** start of Supplied records **
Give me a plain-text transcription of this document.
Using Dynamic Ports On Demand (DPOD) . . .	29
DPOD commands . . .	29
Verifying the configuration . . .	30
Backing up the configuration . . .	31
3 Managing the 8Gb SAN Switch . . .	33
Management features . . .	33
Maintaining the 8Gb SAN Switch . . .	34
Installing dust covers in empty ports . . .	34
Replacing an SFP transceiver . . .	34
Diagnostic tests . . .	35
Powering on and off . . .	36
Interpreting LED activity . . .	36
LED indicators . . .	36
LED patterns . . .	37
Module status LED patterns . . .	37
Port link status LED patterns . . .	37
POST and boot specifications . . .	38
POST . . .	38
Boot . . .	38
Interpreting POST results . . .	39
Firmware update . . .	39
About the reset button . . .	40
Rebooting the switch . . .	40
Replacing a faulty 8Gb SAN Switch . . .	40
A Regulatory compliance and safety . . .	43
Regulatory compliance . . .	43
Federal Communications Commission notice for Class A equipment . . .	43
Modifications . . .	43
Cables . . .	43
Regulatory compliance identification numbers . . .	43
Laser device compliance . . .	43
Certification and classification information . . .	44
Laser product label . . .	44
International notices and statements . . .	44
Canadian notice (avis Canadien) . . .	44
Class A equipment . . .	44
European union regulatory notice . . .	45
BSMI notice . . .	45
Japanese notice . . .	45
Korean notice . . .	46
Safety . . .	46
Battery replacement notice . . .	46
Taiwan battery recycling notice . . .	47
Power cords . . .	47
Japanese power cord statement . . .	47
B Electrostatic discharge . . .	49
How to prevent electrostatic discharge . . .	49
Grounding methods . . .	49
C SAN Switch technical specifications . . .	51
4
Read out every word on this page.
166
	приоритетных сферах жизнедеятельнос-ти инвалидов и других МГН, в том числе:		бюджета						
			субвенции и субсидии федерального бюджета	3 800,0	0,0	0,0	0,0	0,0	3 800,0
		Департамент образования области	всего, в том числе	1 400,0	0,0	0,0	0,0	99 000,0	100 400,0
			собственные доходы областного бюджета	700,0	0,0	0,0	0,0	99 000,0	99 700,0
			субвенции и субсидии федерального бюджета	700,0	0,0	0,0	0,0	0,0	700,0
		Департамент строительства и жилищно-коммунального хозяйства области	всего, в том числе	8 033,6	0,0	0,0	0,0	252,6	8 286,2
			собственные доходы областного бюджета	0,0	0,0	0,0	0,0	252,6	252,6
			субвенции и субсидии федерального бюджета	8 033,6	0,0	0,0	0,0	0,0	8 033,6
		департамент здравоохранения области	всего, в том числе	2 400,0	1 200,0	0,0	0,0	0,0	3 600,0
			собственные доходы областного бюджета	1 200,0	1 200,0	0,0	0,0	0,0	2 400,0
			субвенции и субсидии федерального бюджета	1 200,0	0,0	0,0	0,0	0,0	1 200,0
** end of Supplied records **
Task brief: From the records above, extract every entry verbatim.

Output below:
Give me a plain-text transcription of this document.
Using Dynamic Ports On Demand (DPOD) . . .	29
DPOD commands . . .	29
Verifying the configuration . . .	30
Backing up the configuration . . .	31
3 Managing the 8Gb SAN Switch . . .	33
Management features . . .	33
Maintaining the 8Gb SAN Switch . . .	34
Installing dust covers in empty ports . . .	34
Replacing an SFP transceiver . . .	34
Diagnostic tests . . .	35
Powering on and off . . .	36
Interpreting LED activity . . .	36
LED indicators . . .	36
LED patterns . . .	37
Module status LED patterns . . .	37
Port link status LED patterns . . .	37
POST and boot specifications . . .	38
POST . . .	38
Boot . . .	38
Interpreting POST results . . .	39
Firmware update . . .	39
About the reset button . . .	40
Rebooting the switch . . .	40
Replacing a faulty 8Gb SAN Switch . . .	40
A Regulatory compliance and safety . . .	43
Regulatory compliance . . .	43
Federal Communications Commission notice for Class A equipment . . .	43
Modifications . . .	43
Cables . . .	43
Regulatory compliance identification numbers . . .	43
Laser device compliance . . .	43
Certification and classification information . . .	44
Laser product label . . .	44
International notices and statements . . .	44
Canadian notice (avis Canadien) . . .	44
Class A equipment . . .	44
European union regulatory notice . . .	45
BSMI notice . . .	45
Japanese notice . . .	45
Korean notice . . .	46
Safety . . .	46
Battery replacement notice . . .	46
Taiwan battery recycling notice . . .	47
Power cords . . .	47
Japanese power cord statement . . .	47
B Electrostatic discharge . . .	49
How to prevent electrostatic discharge . . .	49
Grounding methods . . .	49
C SAN Switch technical specifications . . .	51
4
Read out every word on this page.
166
	приоритетных сферах жизнедеятельнос-ти инвалидов и других МГН, в том числе:		бюджета						
			субвенции и субсидии федерального бюджета	3 800,0	0,0	0,0	0,0	0,0	3 800,0
		Департамент образования области	всего, в том числе	1 400,0	0,0	0,0	0,0	99 000,0	100 400,0
			собственные доходы областного бюджета	700,0	0,0	0,0	0,0	99 000,0	99 700,0
			субвенции и субсидии федерального бюджета	700,0	0,0	0,0	0,0	0,0	700,0
		Департамент строительства и жилищно-коммунального хозяйства области	всего, в том числе	8 033,6	0,0	0,0	0,0	252,6	8 286,2
			собственные доходы областного бюджета	0,0	0,0	0,0	0,0	252,6	252,6
			субвенции и субсидии федерального бюджета	8 033,6	0,0	0,0	0,0	0,0	8 033,6
		департамент здравоохранения области	всего, в том числе	2 400,0	1 200,0	0,0	0,0	0,0	3 600,0
			собственные доходы областного бюджета	1 200,0	1 200,0	0,0	0,0	0,0	2 400,0
			субвенции и субсидии федерального бюджета	1 200,0	0,0	0,0	0,0	0,0	1 200,0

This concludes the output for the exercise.